▸ **Set exercise**: Select every line holding the word "prohibited" and copy it.

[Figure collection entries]
▼

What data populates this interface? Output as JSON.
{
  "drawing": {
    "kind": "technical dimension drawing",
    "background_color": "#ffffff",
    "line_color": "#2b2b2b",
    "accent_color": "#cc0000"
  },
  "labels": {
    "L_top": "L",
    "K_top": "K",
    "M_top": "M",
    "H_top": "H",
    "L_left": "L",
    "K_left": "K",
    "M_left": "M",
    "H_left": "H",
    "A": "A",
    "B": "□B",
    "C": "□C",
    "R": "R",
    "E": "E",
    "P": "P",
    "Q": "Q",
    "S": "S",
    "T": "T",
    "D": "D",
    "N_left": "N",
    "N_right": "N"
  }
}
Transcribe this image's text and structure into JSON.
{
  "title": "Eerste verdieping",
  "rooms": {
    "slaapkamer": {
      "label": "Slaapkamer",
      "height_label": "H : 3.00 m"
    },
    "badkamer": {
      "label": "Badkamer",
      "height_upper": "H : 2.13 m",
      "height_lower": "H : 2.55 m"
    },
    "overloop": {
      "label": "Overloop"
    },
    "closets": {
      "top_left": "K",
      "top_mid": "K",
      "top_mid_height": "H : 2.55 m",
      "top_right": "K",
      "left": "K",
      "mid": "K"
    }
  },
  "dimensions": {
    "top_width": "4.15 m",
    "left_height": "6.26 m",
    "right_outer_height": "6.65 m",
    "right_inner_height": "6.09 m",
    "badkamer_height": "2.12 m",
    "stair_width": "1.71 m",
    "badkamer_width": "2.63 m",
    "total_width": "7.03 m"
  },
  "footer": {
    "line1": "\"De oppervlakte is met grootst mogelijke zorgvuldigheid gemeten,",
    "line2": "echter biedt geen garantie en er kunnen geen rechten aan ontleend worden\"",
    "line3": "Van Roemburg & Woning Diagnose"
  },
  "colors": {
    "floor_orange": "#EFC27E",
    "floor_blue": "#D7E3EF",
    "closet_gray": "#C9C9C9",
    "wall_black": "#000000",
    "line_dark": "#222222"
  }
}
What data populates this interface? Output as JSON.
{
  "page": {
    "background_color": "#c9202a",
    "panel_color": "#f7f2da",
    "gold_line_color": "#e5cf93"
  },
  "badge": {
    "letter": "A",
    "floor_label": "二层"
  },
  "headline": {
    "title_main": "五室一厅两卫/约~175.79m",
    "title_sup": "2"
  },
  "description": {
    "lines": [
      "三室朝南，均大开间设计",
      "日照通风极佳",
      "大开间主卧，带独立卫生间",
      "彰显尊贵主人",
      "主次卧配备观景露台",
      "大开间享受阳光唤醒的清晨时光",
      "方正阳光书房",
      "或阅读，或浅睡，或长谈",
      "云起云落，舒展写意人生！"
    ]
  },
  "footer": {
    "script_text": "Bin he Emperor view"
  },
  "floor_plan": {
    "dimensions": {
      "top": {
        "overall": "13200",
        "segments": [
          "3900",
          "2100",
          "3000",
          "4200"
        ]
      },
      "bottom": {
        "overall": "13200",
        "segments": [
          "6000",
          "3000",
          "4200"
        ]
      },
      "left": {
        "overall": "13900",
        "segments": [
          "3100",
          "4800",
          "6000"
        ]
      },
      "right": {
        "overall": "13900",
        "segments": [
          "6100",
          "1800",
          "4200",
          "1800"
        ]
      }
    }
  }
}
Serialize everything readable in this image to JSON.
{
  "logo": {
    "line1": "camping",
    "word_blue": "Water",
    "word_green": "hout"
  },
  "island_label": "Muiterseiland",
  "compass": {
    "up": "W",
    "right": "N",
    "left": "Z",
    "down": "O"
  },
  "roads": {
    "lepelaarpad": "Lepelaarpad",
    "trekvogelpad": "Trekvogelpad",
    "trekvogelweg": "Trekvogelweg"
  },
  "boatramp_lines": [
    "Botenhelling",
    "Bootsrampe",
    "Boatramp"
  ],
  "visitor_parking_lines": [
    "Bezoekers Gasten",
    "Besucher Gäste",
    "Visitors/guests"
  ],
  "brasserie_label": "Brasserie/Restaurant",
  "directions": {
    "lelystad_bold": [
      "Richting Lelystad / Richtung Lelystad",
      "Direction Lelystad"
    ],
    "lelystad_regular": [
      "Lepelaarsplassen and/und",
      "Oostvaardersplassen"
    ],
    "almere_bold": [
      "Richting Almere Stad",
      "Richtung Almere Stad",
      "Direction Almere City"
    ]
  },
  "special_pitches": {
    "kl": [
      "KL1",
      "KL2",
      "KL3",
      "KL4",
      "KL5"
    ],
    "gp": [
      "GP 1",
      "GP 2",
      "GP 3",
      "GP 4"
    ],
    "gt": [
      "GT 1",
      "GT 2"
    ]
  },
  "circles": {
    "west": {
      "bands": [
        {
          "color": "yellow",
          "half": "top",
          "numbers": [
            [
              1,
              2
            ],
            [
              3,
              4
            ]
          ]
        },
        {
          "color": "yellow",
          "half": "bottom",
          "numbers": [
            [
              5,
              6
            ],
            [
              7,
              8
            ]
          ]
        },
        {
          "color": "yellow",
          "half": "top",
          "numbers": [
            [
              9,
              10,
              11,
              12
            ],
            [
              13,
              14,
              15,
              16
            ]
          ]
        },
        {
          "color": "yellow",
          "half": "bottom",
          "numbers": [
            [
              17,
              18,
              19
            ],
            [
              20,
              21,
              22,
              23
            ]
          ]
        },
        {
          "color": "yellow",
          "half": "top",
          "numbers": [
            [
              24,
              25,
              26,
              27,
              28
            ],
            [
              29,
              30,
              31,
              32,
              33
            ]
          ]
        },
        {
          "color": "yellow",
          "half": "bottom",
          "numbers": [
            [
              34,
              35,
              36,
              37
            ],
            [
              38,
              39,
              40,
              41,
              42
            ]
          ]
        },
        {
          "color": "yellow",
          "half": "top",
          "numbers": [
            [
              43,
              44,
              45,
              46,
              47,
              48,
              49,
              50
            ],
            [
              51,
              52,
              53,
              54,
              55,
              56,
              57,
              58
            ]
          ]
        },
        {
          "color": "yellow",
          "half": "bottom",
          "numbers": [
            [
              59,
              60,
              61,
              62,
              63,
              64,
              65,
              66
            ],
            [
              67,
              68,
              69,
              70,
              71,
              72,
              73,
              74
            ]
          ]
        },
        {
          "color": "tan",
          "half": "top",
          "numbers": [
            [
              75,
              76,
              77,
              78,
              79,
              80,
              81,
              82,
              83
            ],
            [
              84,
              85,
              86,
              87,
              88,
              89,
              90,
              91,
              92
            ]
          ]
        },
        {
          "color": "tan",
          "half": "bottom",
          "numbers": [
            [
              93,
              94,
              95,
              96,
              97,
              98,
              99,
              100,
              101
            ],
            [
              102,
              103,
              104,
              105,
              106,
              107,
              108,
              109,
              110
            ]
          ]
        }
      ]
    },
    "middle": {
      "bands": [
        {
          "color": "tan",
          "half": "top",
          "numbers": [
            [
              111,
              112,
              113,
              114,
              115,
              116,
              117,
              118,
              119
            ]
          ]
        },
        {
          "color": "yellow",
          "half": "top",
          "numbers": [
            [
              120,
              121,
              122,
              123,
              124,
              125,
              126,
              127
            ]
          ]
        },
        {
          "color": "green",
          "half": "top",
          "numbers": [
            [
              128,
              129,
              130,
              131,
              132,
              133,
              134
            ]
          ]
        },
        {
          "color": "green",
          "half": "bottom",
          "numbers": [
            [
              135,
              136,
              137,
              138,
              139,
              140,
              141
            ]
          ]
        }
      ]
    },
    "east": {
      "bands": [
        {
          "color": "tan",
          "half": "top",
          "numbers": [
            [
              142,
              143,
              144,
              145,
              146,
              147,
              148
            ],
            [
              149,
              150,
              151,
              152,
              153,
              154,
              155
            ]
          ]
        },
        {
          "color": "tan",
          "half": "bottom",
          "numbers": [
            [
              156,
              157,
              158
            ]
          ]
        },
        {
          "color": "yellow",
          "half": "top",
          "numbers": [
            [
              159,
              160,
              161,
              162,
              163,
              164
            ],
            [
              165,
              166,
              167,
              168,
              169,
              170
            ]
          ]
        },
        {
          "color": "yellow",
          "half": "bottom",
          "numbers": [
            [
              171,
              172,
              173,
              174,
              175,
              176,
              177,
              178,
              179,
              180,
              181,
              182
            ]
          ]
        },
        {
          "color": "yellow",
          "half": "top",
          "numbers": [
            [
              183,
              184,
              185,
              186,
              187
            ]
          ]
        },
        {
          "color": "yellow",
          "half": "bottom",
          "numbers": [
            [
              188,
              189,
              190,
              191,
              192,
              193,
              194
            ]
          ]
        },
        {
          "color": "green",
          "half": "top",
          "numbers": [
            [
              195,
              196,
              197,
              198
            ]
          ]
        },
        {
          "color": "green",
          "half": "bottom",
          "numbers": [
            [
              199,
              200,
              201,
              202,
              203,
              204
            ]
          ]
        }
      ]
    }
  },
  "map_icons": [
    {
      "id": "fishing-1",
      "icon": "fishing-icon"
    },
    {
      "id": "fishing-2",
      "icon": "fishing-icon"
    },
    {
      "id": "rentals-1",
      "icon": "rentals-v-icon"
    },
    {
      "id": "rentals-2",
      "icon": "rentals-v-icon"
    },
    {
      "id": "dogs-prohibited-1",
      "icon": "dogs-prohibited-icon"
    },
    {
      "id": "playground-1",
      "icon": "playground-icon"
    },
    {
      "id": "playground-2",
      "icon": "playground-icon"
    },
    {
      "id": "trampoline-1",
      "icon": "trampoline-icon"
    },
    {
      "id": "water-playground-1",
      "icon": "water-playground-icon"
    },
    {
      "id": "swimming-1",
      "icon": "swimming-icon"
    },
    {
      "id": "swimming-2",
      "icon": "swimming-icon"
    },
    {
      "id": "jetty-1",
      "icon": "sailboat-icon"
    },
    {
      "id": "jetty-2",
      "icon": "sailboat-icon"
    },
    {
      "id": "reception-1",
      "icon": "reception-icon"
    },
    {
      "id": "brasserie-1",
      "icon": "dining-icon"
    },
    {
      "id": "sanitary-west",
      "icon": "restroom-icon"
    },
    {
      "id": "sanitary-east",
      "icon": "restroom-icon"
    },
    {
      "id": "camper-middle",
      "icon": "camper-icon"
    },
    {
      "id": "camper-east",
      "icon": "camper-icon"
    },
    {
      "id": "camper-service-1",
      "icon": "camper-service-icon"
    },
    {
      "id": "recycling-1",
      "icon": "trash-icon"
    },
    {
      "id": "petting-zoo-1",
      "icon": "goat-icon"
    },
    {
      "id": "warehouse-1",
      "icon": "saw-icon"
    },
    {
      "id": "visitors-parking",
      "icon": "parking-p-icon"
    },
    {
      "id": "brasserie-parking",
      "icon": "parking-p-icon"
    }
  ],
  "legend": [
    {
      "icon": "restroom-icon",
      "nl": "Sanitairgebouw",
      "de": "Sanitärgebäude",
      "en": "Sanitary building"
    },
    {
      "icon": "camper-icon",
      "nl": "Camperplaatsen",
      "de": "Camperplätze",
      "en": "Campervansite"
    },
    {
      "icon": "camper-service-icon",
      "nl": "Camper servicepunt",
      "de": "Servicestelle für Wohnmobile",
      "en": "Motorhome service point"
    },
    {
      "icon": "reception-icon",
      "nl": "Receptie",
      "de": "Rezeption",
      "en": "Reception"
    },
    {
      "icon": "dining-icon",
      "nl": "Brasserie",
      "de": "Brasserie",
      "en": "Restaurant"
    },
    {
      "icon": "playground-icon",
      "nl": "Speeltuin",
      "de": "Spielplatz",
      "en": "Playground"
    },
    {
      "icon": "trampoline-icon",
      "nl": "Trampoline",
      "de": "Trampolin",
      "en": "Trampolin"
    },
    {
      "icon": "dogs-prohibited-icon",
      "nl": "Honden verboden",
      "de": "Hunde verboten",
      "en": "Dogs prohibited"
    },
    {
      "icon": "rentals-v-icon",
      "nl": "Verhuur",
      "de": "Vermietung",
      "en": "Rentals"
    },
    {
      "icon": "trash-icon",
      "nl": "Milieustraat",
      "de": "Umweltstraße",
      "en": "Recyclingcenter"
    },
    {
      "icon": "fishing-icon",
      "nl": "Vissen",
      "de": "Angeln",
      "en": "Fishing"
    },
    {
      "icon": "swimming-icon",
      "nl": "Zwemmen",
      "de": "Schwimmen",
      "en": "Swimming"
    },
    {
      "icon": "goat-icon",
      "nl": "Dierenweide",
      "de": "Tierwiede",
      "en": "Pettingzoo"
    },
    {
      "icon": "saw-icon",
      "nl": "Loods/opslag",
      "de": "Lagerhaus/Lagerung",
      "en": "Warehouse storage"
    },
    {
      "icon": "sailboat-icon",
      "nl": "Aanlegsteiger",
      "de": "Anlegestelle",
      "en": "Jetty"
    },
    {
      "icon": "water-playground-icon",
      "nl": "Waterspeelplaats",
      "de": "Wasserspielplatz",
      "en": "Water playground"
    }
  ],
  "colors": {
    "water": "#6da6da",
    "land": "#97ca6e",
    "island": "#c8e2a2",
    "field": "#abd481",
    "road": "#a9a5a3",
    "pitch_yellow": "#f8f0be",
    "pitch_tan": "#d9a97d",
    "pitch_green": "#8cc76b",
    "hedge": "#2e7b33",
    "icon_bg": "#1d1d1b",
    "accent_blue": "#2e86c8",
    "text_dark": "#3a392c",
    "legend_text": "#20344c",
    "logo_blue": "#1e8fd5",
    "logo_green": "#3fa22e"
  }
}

▲

▸ **Solution to this task**:
      "id": "dogs-prohibited-1",
      "icon": "dogs-prohibited-icon"
      "icon": "dogs-prohibited-icon",
      "en": "Dogs prohibited"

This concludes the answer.